» YOUR INSTRUCTIONS: All entries are to be quoted exactly; the images stay out of the copy.

++++ RECORDS TO PROCESS

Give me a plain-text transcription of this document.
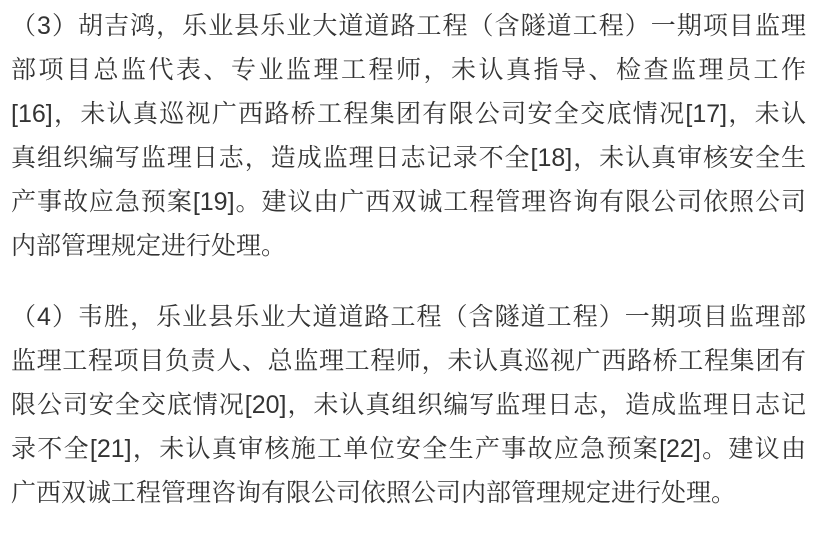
（3）胡吉鸿，乐业县乐业大道道路工程（含隧道工程）一期项目监理
部项目总监代表、专业监理工程师，未认真指导、检查监理员工作
[16]，未认真巡视广西路桥工程集团有限公司安全交底情况[17]，未认
真组织编写监理日志，造成监理日志记录不全[18]，未认真审核安全生
产事故应急预案[19]。建议由广西双诚工程管理咨询有限公司依照公司
内部管理规定进行处理。
（4）韦胜，乐业县乐业大道道路工程（含隧道工程）一期项目监理部
监理工程项目负责人、总监理工程师，未认真巡视广西路桥工程集团有
限公司安全交底情况[20]，未认真组织编写监理日志，造成监理日志记
录不全[21]，未认真审核施工单位安全生产事故应急预案[22]。建议由
广西双诚工程管理咨询有限公司依照公司内部管理规定进行处理。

++++++++

» ANSWER TO THE EXERCISE:
Give me a plain-text transcription of this document.
（3）胡吉鸿，乐业县乐业大道道路工程（含隧道工程）一期项目监理
部项目总监代表、专业监理工程师，未认真指导、检查监理员工作
[16]，未认真巡视广西路桥工程集团有限公司安全交底情况[17]，未认
真组织编写监理日志，造成监理日志记录不全[18]，未认真审核安全生
产事故应急预案[19]。建议由广西双诚工程管理咨询有限公司依照公司
内部管理规定进行处理。
（4）韦胜，乐业县乐业大道道路工程（含隧道工程）一期项目监理部
监理工程项目负责人、总监理工程师，未认真巡视广西路桥工程集团有
限公司安全交底情况[20]，未认真组织编写监理日志，造成监理日志记
录不全[21]，未认真审核施工单位安全生产事故应急预案[22]。建议由
广西双诚工程管理咨询有限公司依照公司内部管理规定进行处理。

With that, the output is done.